#### The problem:
Check every line of the entries below for the word "shaft", and copy the ones that have it.

Collection entries:
»»

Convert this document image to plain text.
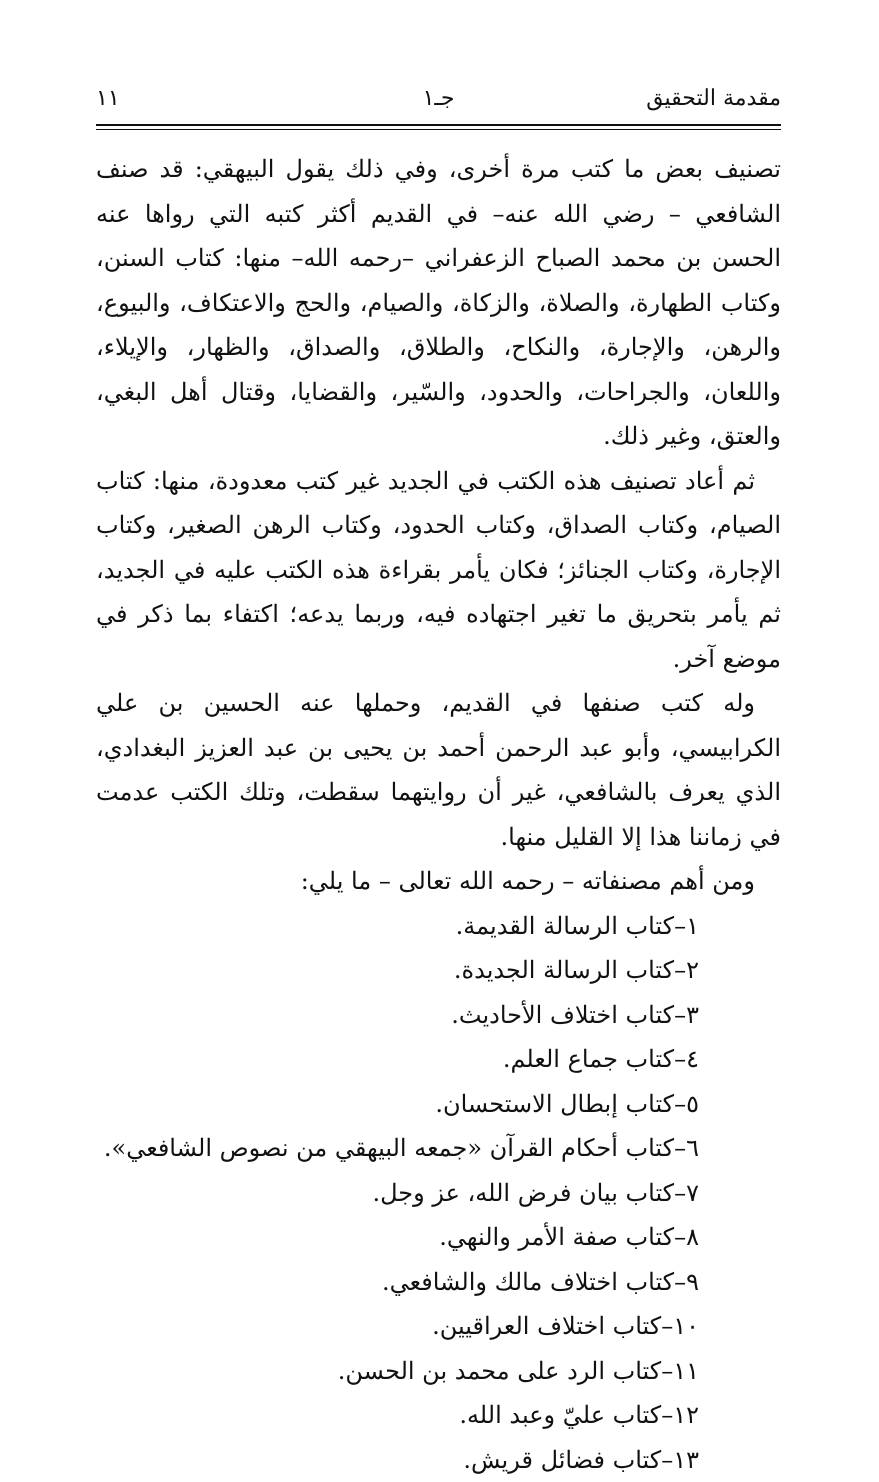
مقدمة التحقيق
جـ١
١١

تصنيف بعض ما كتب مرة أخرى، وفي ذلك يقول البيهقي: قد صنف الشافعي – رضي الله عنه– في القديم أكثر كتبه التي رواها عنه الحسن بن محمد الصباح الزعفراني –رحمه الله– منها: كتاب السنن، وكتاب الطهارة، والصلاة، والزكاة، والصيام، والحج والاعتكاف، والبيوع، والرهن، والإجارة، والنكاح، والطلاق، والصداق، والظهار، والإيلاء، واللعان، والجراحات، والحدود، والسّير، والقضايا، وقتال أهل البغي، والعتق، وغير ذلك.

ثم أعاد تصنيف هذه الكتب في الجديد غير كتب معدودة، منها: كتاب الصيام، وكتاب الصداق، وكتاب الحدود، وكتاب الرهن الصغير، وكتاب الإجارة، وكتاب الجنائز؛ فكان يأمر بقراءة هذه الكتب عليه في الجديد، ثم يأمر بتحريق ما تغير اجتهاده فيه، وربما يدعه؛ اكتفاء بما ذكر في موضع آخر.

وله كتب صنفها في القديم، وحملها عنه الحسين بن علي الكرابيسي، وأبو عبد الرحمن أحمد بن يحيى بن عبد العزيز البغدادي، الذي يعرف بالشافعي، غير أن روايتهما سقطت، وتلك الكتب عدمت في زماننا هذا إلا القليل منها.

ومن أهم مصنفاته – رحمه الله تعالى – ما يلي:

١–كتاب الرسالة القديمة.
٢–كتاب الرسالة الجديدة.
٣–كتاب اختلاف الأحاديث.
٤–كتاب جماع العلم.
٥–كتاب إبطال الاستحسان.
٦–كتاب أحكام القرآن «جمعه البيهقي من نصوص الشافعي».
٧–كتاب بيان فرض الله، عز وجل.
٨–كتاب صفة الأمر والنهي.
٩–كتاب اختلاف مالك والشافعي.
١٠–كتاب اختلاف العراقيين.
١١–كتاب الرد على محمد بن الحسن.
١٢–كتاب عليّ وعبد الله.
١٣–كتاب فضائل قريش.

««
»»

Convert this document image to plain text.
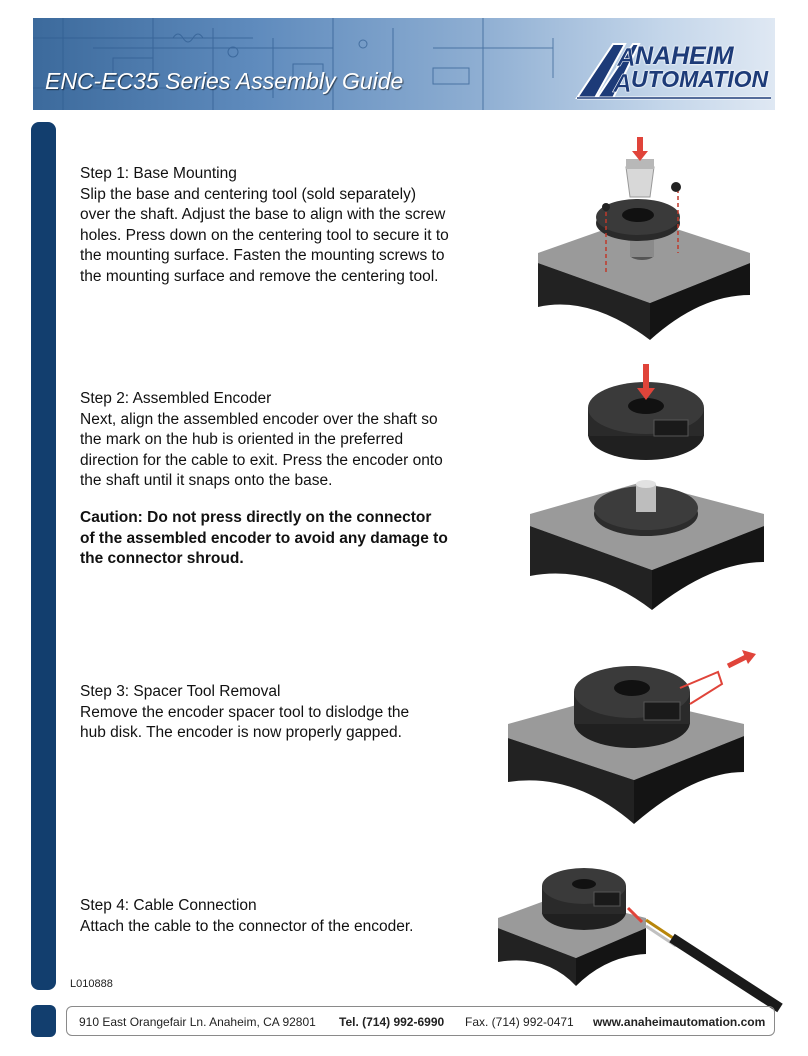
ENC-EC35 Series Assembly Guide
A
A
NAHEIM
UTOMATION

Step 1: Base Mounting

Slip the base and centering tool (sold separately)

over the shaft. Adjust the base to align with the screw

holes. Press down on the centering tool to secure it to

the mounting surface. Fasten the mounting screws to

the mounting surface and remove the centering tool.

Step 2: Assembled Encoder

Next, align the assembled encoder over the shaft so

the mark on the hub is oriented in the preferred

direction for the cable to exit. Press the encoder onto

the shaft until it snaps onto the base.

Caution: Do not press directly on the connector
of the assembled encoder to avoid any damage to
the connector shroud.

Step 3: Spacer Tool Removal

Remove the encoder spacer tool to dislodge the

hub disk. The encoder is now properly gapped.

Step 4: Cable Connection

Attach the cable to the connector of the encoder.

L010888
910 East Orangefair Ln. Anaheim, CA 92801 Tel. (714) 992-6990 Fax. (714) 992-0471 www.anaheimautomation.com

««

#### Response for this exercise:
over the shaft. Adjust the base to align with the screw
Next, align the assembled encoder over the shaft so
the shaft until it snaps onto the base.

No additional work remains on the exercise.